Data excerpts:

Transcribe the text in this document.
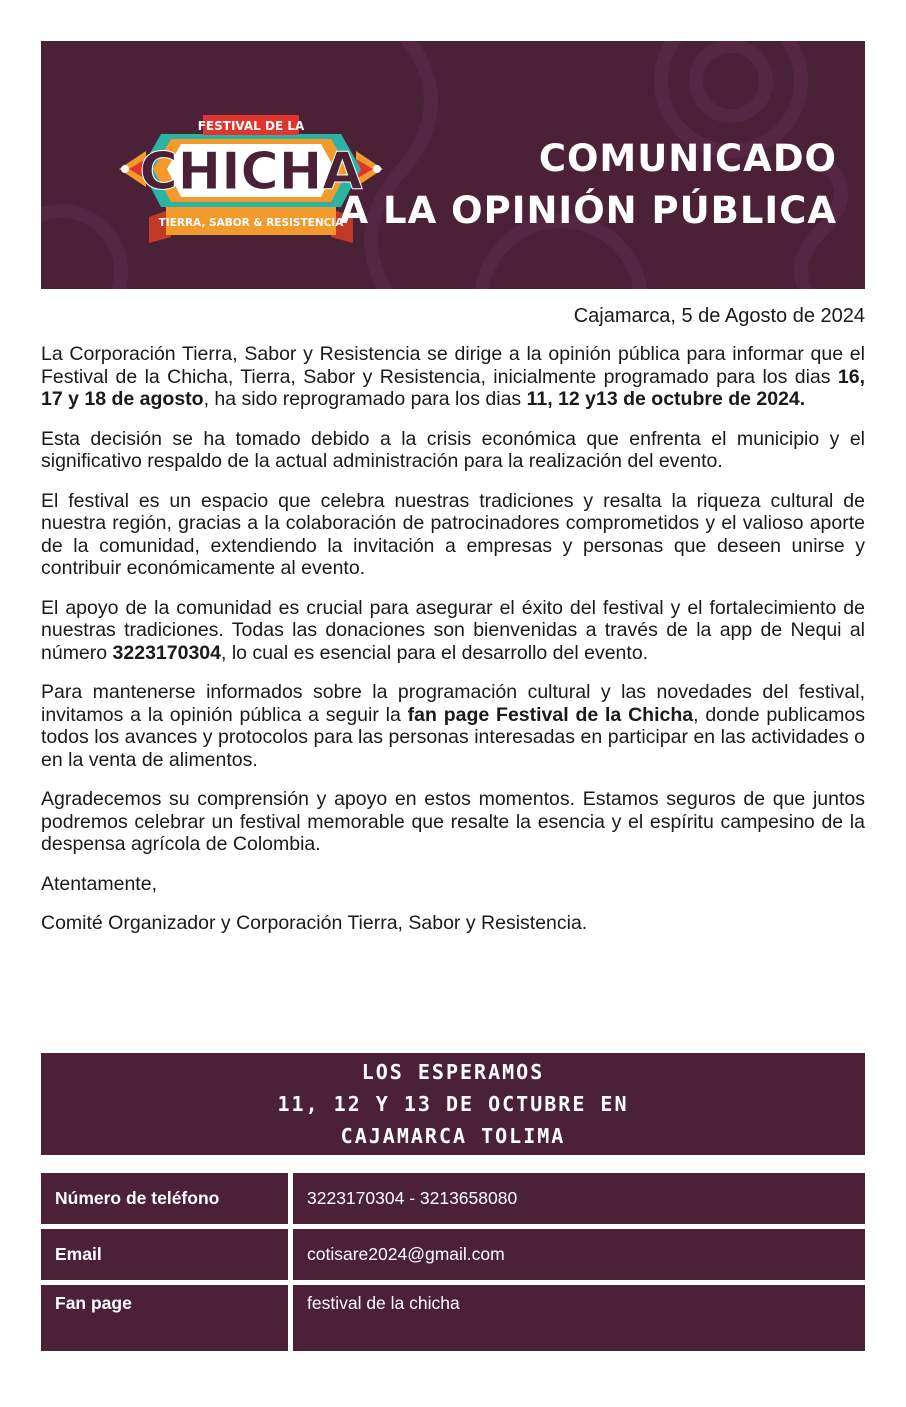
FESTIVAL DE LA
CHICHA
TIERRA, SABOR & RESISTENCIA
COMUNICADO
A LA OPINIÓN PÚBLICA
Cajamarca, 5 de Agosto de 2024

La Corporación Tierra, Sabor y Resistencia se dirige a la opinión pública para informar que el Festival de la Chicha, Tierra, Sabor y Resistencia, inicialmente programado para los dias 16, 17 y 18 de agosto, ha sido reprogramado para los dias 11, 12 y13 de octubre de 2024.

Esta decisión se ha tomado debido a la crisis económica que enfrenta el municipio y el significativo respaldo de la actual administración para la realización del evento.

El festival es un espacio que celebra nuestras tradiciones y resalta la riqueza cultural de nuestra región, gracias a la colaboración de patrocinadores comprometidos y el valioso aporte de la comunidad, extendiendo la invitación a empresas y personas que deseen unirse y contribuir económicamente al evento.

El apoyo de la comunidad es crucial para asegurar el éxito del festival y el fortalecimiento de nuestras tradiciones. Todas las donaciones son bienvenidas a través de la app de Nequi al número 3223170304, lo cual es esencial para el desarrollo del evento.

Para mantenerse informados sobre la programación cultural y las novedades del festival, invitamos a la opinión pública a seguir la fan page Festival de la Chicha, donde publicamos todos los avances y protocolos para las personas interesadas en participar en las actividades o en la venta de alimentos.

Agradecemos su comprensión y apoyo en estos momentos. Estamos seguros de que juntos podremos celebrar un festival memorable que resalte la esencia y el espíritu campesino de la despensa agrícola de Colombia.

Atentamente,

Comité Organizador y Corporación Tierra, Sabor y Resistencia.

LOS ESPERAMOS
11, 12 Y 13 DE OCTUBRE EN
CAJAMARCA TOLIMA
Número de teléfono	3223170304 - 3213658080
Email	cotisare2024@gmail.com
Fan page	festival de la chicha
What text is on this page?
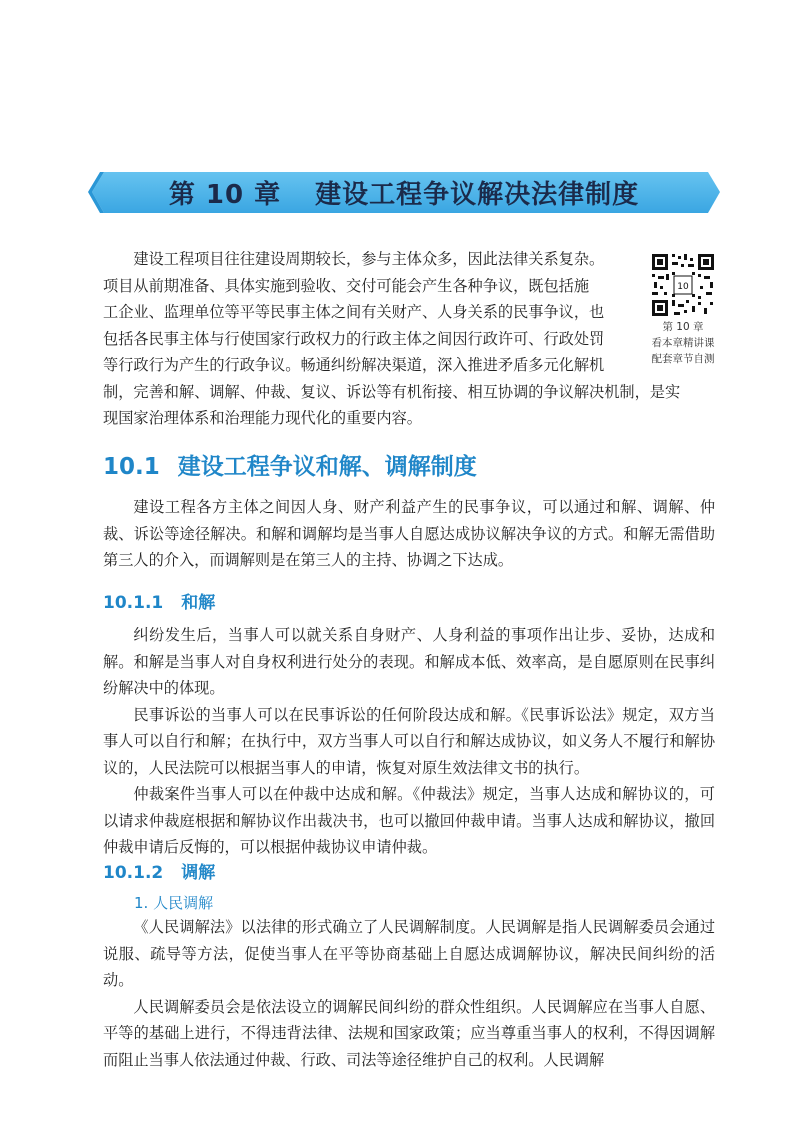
第 10 章 建设工程争议解决法律制度

建设工程项目往往建设周期较长，参与主体众多，因此法律关系复杂。

项目从前期准备、具体实施到验收、交付可能会产生各种争议，既包括施

工企业、监理单位等平等民事主体之间有关财产、人身关系的民事争议，也

包括各民事主体与行使国家行政权力的行政主体之间因行政许可、行政处罚

等行政行为产生的行政争议。畅通纠纷解决渠道，深入推进矛盾多元化解机

制，完善和解、调解、仲裁、复议、诉讼等有机衔接、相互协调的争议解决机制，是实

现国家治理体系和治理能力现代化的重要内容。

10
第 10 章
看本章精讲课
配套章节自测
10.1 建设工程争议和解、调解制度

建设工程各方主体之间因人身、财产利益产生的民事争议，可以通过和解、调解、仲裁、诉讼等途径解决。和解和调解均是当事人自愿达成协议解决争议的方式。和解无需借助第三人的介入，而调解则是在第三人的主持、协调之下达成。

10.1.1 和解

纠纷发生后，当事人可以就关系自身财产、人身利益的事项作出让步、妥协，达成和解。和解是当事人对自身权利进行处分的表现。和解成本低、效率高，是自愿原则在民事纠纷解决中的体现。

民事诉讼的当事人可以在民事诉讼的任何阶段达成和解。《民事诉讼法》规定，双方当事人可以自行和解；在执行中，双方当事人可以自行和解达成协议，如义务人不履行和解协议的，人民法院可以根据当事人的申请，恢复对原生效法律文书的执行。

仲裁案件当事人可以在仲裁中达成和解。《仲裁法》规定，当事人达成和解协议的，可以请求仲裁庭根据和解协议作出裁决书，也可以撤回仲裁申请。当事人达成和解协议，撤回仲裁申请后反悔的，可以根据仲裁协议申请仲裁。

10.1.2 调解
1. 人民调解

《人民调解法》以法律的形式确立了人民调解制度。人民调解是指人民调解委员会通过说服、疏导等方法，促使当事人在平等协商基础上自愿达成调解协议，解决民间纠纷的活动。

人民调解委员会是依法设立的调解民间纠纷的群众性组织。人民调解应在当事人自愿、平等的基础上进行，不得违背法律、法规和国家政策；应当尊重当事人的权利，不得因调解而阻止当事人依法通过仲裁、行政、司法等途径维护自己的权利。人民调解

[Stated task]: In the records above, how many lines include the string "tradiciones"? Answer with only the number.

[Result]: 2